▶ **Required task**
Filter the records for lines holding the string "plain".

▶ **Data shown**
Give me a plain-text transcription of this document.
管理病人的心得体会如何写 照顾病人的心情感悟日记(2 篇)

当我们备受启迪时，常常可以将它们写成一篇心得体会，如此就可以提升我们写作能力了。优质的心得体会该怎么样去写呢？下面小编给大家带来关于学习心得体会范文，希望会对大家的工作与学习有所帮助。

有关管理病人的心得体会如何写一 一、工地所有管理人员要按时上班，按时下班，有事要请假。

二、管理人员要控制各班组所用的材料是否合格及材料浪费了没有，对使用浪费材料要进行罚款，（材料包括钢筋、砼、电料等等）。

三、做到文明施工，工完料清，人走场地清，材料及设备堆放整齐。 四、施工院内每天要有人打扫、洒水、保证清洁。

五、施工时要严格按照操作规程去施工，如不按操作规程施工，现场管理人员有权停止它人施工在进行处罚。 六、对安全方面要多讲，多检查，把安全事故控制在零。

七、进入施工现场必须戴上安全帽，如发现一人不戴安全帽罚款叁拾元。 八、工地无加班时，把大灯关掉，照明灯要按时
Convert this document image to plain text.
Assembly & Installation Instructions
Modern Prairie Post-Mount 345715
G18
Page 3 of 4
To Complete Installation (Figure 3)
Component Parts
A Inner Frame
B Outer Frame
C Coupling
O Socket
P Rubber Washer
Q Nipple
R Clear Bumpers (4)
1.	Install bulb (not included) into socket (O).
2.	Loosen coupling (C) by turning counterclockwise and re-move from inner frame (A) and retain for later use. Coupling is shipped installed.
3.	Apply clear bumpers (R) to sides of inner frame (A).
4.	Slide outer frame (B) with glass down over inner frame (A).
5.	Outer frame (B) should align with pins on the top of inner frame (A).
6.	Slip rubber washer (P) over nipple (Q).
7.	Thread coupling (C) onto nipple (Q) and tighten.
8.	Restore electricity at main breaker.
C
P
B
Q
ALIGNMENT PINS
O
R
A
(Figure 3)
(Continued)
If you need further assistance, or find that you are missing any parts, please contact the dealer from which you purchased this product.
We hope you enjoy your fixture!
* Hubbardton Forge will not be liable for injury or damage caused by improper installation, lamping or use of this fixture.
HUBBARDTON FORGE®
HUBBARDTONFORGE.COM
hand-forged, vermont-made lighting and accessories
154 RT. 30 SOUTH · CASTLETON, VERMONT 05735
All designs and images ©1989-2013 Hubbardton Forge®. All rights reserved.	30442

▶ **Solution**
Give me a plain-text transcription of this document.
Convert this document image to plain text.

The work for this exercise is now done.